With the pictures left out, copy the listing below exactly.
━━━━━━━━━━
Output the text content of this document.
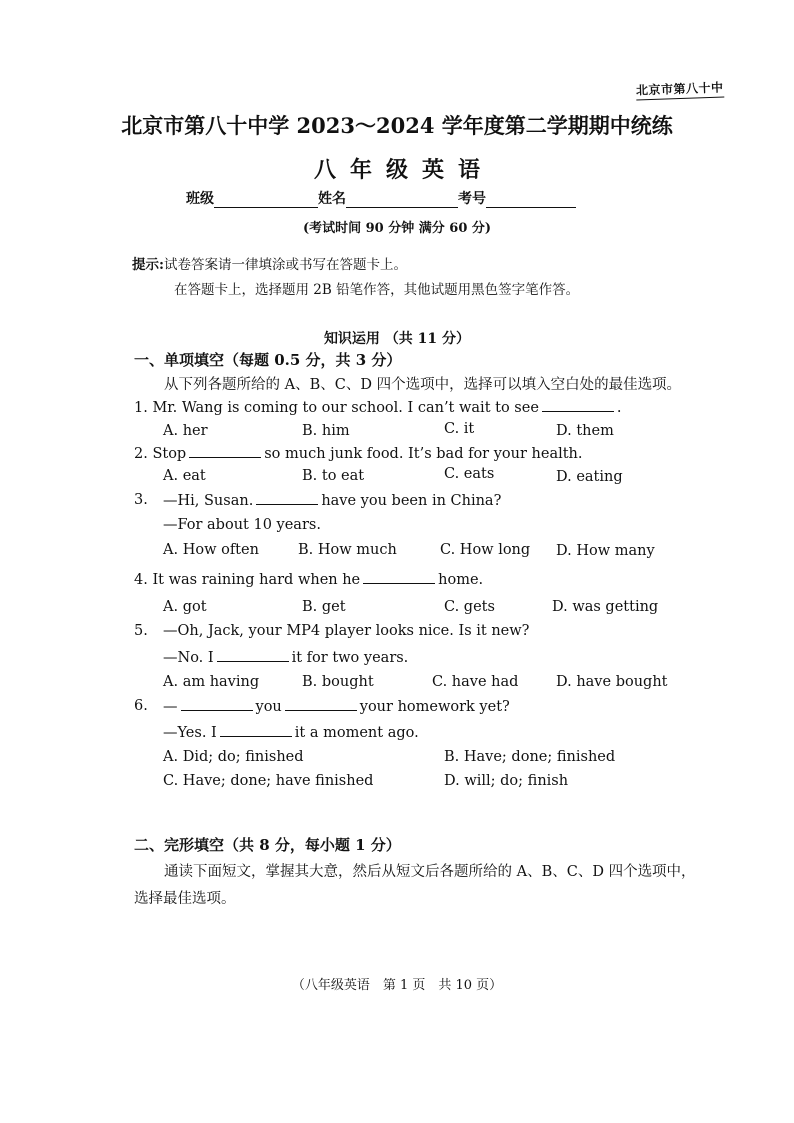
北京市第八十中
北京市第八十中学 2023～2024 学年度第二学期期中统练
八年级英语
班级	姓名	考号
(考试时间 90 分钟 满分 60 分)
提示:试卷答案请一律填涂或书写在答题卡上。
在答题卡上，选择题用 2B 铅笔作答，其他试题用黑色签字笔作答。
知识运用 （共 11 分）
一、单项填空（每题 0.5 分，共 3 分）
从下列各题所给的 A、B、C、D 四个选项中，选择可以填入空白处的最佳选项。
1. Mr. Wang is coming to our school. I can’t wait to see	.
A. her	B. him	C. it	D. them
2. Stop	so much junk food. It’s bad for your health.
A. eat	B. to eat	C. eats	D. eating
3. —Hi, Susan.	have you been in China?
—For about 10 years.
A. How often	B. How much	C. How long D. How many
4. It was raining hard when he	home.
A. got	B. get	C. gets	D. was getting
5. —Oh, Jack, your MP4 player looks nice. Is it new?
—No. I	it for two years.
A. am having	B. bought	C. have had	D. have bought
6. —	you	your homework yet?
—Yes. I	it a moment ago.
A. Did; do; finished	B. Have; done; finished
C. Have; done; have finished	D. will; do; finish
二、完形填空（共 8 分，每小题 1 分）
通读下面短文，掌握其大意，然后从短文后各题所给的 A、B、C、D 四个选项中，
选择最佳选项。
（八年级英语　第 1 页　共 10 页）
━━━━━━━━━━
### Worked answer
Output the text content of this document.
北京市第八十中
北京市第八十中学 2023～2024 学年度第二学期期中统练
八年级英语
班级	姓名	考号
(考试时间 90 分钟 满分 60 分)
提示:试卷答案请一律填涂或书写在答题卡上。
在答题卡上，选择题用 2B 铅笔作答，其他试题用黑色签字笔作答。
知识运用 （共 11 分）
一、单项填空（每题 0.5 分，共 3 分）
从下列各题所给的 A、B、C、D 四个选项中，选择可以填入空白处的最佳选项。
1. Mr. Wang is coming to our school. I can’t wait to see	.
A. her	B. him	C. it	D. them
2. Stop	so much junk food. It’s bad for your health.
A. eat	B. to eat	C. eats	D. eating
3. —Hi, Susan.	have you been in China?
—For about 10 years.
A. How often	B. How much	C. How long D. How many
4. It was raining hard when he	home.
A. got	B. get	C. gets	D. was getting
5. —Oh, Jack, your MP4 player looks nice. Is it new?
—No. I	it for two years.
A. am having	B. bought	C. have had	D. have bought
6. —	you	your homework yet?
—Yes. I	it a moment ago.
A. Did; do; finished	B. Have; done; finished
C. Have; done; have finished	D. will; do; finish
二、完形填空（共 8 分，每小题 1 分）
通读下面短文，掌握其大意，然后从短文后各题所给的 A、B、C、D 四个选项中，
选择最佳选项。
（八年级英语　第 1 页　共 10 页）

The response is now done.